Records from a data collection
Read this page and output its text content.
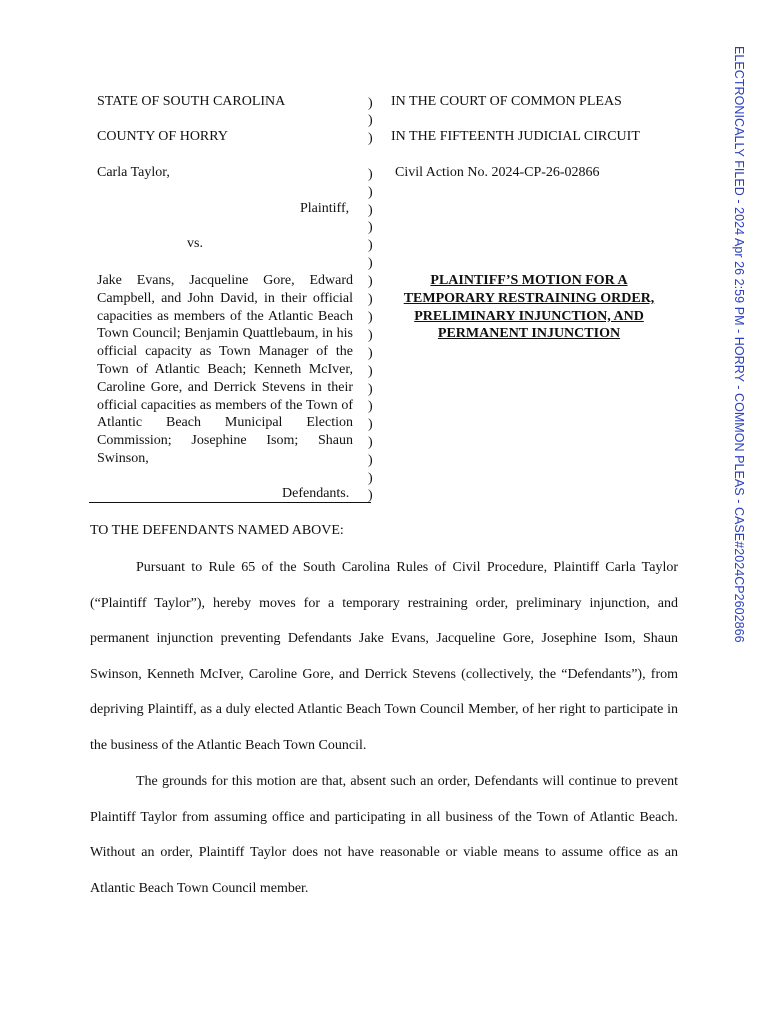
ELECTRONICALLY FILED - 2024 Apr 26 2:59 PM - HORRY - COMMON PLEAS - CASE#2024CP2602866
STATE OF SOUTH CAROLINA
COUNTY OF HORRY
IN THE COURT OF COMMON PLEAS
IN THE FIFTEENTH JUDICIAL CIRCUIT
Carla Taylor,	Civil Action No. 2024-CP-26-02866
Plaintiff,
vs.
Jake Evans, Jacqueline Gore, Edward Campbell, and John David, in their official capacities as members of the Atlantic Beach Town Council; Benjamin Quattlebaum, in his official capacity as Town Manager of the Town of Atlantic Beach; Kenneth McIver, Caroline Gore, and Derrick Stevens in their official capacities as members of the Town of Atlantic Beach Municipal Election Commission; Josephine Isom; Shaun Swinson,
Defendants.
)
)
)
)
)
)
)
)
)
)
)
)
)
)
)
)
)
)
)
)
)
)
PLAINTIFF’S MOTION FOR A TEMPORARY RESTRAINING ORDER, PRELIMINARY INJUNCTION, AND PERMANENT INJUNCTION
TO THE DEFENDANTS NAMED ABOVE:
Pursuant to Rule 65 of the South Carolina Rules of Civil Procedure, Plaintiff Carla Taylor (“Plaintiff Taylor”), hereby moves for a temporary restraining order, preliminary injunction, and permanent injunction preventing Defendants Jake Evans, Jacqueline Gore, Josephine Isom, Shaun Swinson, Kenneth McIver, Caroline Gore, and Derrick Stevens (collectively, the “Defendants”), from depriving Plaintiff, as a duly elected Atlantic Beach Town Council Member, of her right to participate in the business of the Atlantic Beach Town Council.
The grounds for this motion are that, absent such an order, Defendants will continue to prevent Plaintiff Taylor from assuming office and participating in all business of the Town of Atlantic Beach. Without an order, Plaintiff Taylor does not have reasonable or viable means to assume office as an Atlantic Beach Town Council member.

§ **Goal**
Copy out each line of the records where the string "COMMON" appears.

§ **Exercise result**
ELECTRONICALLY FILED - 2024 Apr 26 2:59 PM - HORRY - COMMON PLEAS - CASE#2024CP2602866
IN THE COURT OF COMMON PLEAS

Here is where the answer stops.